◆ What the task asks ◆
Pull every line holding the string "text" from the records below.

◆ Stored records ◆

☆ ☆ ☆

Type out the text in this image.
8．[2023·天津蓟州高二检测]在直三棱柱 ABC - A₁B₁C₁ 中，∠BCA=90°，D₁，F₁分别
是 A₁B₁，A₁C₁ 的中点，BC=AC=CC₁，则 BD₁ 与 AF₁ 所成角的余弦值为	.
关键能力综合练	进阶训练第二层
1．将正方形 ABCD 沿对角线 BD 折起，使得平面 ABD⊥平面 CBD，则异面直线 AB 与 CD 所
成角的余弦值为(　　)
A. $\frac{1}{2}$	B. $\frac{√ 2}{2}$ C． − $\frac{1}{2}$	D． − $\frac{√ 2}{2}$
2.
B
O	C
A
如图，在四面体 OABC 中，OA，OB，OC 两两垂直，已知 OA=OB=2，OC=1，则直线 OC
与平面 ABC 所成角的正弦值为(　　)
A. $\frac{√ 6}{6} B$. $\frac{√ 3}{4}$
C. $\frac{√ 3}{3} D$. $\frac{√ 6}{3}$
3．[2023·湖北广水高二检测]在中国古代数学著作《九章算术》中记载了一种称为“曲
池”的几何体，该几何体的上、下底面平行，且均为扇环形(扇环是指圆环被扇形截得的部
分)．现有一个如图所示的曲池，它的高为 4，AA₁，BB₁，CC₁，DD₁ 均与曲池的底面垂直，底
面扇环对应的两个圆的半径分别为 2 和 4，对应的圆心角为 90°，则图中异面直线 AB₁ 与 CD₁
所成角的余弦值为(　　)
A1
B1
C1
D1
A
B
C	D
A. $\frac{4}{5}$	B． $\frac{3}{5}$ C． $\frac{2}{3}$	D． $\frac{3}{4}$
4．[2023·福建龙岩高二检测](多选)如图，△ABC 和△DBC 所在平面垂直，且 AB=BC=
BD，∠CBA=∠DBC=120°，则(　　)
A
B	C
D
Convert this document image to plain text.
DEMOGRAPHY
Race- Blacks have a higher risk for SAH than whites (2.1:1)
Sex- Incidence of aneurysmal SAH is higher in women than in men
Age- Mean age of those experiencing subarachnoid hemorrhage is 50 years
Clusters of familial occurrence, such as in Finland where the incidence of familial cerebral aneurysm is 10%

☆ ☆ ☆

◆ Final answer ◆
Type out the text in this image.
Convert this document image to plain text.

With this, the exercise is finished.